→ **Supplied material**
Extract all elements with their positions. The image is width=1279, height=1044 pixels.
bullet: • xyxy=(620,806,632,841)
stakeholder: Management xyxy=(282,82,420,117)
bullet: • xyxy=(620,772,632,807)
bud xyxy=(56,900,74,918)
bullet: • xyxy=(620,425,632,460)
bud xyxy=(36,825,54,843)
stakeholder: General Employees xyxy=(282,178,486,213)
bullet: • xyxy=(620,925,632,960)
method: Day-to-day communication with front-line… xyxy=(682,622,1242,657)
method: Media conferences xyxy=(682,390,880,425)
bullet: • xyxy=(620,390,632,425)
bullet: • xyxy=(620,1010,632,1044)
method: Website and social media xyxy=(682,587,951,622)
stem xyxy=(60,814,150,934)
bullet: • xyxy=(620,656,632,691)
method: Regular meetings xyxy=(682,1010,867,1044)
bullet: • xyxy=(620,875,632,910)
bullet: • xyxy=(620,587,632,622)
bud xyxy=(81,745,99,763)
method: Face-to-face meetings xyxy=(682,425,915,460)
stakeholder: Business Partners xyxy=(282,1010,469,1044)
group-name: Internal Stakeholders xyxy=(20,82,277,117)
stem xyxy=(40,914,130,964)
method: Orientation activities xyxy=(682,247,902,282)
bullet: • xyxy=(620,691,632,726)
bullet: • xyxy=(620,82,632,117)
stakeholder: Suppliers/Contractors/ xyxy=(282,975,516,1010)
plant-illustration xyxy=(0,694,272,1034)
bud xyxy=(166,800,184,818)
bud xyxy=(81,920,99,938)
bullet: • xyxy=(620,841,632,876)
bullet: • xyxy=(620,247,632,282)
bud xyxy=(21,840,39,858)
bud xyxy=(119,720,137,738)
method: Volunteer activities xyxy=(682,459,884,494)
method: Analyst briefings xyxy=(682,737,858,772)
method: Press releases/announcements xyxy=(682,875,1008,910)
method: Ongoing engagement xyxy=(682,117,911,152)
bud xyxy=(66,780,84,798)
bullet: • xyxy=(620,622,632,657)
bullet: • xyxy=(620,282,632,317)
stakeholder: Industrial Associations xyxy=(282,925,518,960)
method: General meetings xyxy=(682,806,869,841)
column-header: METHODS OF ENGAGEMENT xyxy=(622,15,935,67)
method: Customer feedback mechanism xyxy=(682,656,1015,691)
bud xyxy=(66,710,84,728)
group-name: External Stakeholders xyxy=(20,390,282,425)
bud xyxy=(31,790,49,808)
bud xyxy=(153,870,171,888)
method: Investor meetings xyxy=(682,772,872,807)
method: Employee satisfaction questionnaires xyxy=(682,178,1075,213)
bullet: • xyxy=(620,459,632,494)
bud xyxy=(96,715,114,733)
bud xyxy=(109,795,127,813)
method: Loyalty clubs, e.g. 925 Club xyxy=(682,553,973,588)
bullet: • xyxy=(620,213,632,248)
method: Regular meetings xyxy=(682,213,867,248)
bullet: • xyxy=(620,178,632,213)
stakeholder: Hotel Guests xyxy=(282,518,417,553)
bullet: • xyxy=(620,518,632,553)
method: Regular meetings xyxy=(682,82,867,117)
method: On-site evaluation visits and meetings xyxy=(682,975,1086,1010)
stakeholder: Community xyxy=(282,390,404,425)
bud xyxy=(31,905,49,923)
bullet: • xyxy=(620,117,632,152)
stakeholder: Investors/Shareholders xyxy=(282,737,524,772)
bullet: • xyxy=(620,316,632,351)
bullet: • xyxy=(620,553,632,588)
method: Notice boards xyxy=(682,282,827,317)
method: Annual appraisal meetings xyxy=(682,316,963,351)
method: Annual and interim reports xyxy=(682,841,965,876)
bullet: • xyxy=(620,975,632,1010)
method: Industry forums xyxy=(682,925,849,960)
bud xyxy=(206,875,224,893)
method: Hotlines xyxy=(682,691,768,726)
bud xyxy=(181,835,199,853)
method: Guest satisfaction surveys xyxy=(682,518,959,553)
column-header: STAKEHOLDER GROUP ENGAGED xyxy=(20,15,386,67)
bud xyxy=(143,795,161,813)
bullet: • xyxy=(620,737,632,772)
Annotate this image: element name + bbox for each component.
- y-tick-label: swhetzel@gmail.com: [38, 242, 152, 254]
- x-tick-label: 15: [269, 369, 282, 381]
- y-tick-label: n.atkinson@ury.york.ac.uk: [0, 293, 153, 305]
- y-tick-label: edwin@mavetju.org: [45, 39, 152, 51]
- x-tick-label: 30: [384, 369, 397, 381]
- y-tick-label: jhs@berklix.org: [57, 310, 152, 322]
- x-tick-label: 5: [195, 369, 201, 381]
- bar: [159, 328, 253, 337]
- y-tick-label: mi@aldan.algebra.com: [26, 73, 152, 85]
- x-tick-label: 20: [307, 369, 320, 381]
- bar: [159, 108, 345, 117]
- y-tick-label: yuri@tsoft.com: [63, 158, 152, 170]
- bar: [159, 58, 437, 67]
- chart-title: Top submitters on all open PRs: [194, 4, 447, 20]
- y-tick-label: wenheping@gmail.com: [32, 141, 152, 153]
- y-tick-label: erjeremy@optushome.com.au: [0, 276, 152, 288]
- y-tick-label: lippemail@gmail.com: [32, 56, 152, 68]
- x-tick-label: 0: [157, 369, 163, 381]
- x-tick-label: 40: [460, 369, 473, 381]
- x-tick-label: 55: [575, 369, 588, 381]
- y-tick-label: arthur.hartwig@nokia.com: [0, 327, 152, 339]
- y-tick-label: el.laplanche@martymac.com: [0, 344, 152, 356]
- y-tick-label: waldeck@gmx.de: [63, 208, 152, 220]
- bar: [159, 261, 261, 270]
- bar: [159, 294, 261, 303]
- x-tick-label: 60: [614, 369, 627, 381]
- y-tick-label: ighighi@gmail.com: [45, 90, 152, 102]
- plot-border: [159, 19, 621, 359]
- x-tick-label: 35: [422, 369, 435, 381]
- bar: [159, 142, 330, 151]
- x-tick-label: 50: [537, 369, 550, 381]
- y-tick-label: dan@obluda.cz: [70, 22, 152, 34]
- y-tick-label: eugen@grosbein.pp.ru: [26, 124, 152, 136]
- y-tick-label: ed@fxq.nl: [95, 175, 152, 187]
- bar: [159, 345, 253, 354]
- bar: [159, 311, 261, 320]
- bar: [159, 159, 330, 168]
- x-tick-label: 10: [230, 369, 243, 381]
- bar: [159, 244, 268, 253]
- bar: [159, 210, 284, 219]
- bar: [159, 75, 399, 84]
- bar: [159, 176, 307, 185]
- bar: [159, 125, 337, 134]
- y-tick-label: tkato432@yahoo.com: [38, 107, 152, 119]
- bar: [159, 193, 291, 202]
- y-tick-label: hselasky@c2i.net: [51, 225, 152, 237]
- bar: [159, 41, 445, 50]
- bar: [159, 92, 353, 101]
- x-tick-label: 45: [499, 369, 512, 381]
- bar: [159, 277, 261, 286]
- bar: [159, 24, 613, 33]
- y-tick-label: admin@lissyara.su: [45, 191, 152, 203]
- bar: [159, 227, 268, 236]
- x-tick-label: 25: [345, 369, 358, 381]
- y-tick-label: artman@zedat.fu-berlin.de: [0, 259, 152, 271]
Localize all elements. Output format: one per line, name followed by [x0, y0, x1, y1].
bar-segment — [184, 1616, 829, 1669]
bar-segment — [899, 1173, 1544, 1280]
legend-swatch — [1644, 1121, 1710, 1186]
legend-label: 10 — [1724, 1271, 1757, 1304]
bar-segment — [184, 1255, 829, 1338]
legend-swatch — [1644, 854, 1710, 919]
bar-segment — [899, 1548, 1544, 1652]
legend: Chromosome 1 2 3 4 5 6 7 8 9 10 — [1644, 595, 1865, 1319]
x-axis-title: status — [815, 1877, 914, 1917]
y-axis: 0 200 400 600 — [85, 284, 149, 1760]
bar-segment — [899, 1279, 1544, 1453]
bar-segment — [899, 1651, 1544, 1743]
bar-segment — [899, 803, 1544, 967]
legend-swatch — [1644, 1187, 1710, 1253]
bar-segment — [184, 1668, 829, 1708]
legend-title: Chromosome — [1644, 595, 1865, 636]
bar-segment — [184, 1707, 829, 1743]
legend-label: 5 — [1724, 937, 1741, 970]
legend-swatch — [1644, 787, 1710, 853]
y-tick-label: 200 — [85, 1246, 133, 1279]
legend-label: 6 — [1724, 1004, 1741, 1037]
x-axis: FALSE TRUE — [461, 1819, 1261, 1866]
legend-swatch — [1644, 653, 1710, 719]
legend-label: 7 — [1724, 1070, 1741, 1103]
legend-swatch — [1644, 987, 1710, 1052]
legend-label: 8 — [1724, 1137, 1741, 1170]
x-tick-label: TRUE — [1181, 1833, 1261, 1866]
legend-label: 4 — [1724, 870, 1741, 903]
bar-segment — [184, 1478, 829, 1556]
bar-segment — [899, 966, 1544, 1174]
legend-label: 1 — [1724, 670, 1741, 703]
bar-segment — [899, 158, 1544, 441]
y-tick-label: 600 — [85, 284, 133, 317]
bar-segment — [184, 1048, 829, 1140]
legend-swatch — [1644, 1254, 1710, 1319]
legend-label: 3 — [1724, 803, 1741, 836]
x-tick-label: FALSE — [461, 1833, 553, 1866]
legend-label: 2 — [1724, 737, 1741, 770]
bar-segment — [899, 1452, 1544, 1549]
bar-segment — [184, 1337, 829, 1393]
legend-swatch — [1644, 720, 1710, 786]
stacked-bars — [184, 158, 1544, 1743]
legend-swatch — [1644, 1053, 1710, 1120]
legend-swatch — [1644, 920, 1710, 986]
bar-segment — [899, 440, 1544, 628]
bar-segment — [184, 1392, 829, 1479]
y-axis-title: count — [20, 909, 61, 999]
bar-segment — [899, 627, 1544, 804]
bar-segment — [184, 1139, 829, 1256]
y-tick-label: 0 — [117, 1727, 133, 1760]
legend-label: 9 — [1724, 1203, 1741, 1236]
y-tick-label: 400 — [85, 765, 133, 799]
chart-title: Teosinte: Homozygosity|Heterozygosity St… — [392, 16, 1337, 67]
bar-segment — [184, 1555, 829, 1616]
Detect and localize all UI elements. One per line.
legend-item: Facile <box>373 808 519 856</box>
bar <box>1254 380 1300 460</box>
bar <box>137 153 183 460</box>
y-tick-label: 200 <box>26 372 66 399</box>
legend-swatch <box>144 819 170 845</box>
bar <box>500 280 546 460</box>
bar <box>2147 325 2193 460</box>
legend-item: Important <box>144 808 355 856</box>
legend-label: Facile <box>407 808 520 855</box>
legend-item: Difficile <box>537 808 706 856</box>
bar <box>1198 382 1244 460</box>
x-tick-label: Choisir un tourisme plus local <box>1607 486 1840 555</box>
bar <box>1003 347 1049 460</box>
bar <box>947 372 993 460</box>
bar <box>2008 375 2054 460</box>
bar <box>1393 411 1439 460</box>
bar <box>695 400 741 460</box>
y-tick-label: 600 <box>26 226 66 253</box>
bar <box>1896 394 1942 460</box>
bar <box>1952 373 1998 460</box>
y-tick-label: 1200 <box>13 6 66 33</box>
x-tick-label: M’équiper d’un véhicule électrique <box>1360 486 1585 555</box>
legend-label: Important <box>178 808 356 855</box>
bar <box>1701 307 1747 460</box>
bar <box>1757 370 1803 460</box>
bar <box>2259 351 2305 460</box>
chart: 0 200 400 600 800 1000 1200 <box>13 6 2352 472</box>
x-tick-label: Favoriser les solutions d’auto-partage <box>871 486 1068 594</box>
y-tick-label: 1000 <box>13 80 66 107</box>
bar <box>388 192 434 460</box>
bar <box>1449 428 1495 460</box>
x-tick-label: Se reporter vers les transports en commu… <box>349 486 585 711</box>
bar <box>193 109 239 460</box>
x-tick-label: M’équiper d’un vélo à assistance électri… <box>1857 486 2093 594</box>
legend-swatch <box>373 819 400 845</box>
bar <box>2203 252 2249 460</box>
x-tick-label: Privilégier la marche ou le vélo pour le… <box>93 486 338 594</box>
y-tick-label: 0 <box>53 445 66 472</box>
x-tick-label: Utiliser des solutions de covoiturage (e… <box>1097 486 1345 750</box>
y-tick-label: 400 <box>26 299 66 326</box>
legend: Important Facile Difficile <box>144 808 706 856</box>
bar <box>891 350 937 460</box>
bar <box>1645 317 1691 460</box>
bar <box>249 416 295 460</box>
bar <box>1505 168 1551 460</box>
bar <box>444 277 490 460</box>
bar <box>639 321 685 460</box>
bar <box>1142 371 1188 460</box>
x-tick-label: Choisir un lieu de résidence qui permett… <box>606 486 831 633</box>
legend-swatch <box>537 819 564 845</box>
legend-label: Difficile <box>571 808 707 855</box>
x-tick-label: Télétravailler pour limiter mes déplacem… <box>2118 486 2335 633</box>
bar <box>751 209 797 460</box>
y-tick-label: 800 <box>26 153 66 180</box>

→ **Directive**
Present the data from its first line to the line containing "bullet: • xyxy=(620,656,632,691)", both included, as a Markdown table with a Row column giving each line's number and a Line column giving the line itself. Omit blank lines.

→ **Problem solution**
| Row | Line |
|---|---|
| 1 | Extract all elements with their positions. The image is width=1279, height=1044 pixels. |
| 2 | bullet: • xyxy=(620,806,632,841) |
| 3 | stakeholder: Management xyxy=(282,82,420,117) |
| 4 | bullet: • xyxy=(620,772,632,807) |
| 5 | bud xyxy=(56,900,74,918) |
| 6 | bullet: • xyxy=(620,425,632,460) |
| 7 | bud xyxy=(36,825,54,843) |
| 8 | stakeholder: General Employees xyxy=(282,178,486,213) |
| 9 | bullet: • xyxy=(620,925,632,960) |
| 10 | method: Day-to-day communication with front-line… xyxy=(682,622,1242,657) |
| 11 | method: Media conferences xyxy=(682,390,880,425) |
| 12 | bullet: • xyxy=(620,390,632,425) |
| 13 | bullet: • xyxy=(620,1010,632,1044) |
| 14 | method: Website and social media xyxy=(682,587,951,622) |
| 15 | stem xyxy=(60,814,150,934) |
| 16 | bullet: • xyxy=(620,656,632,691) |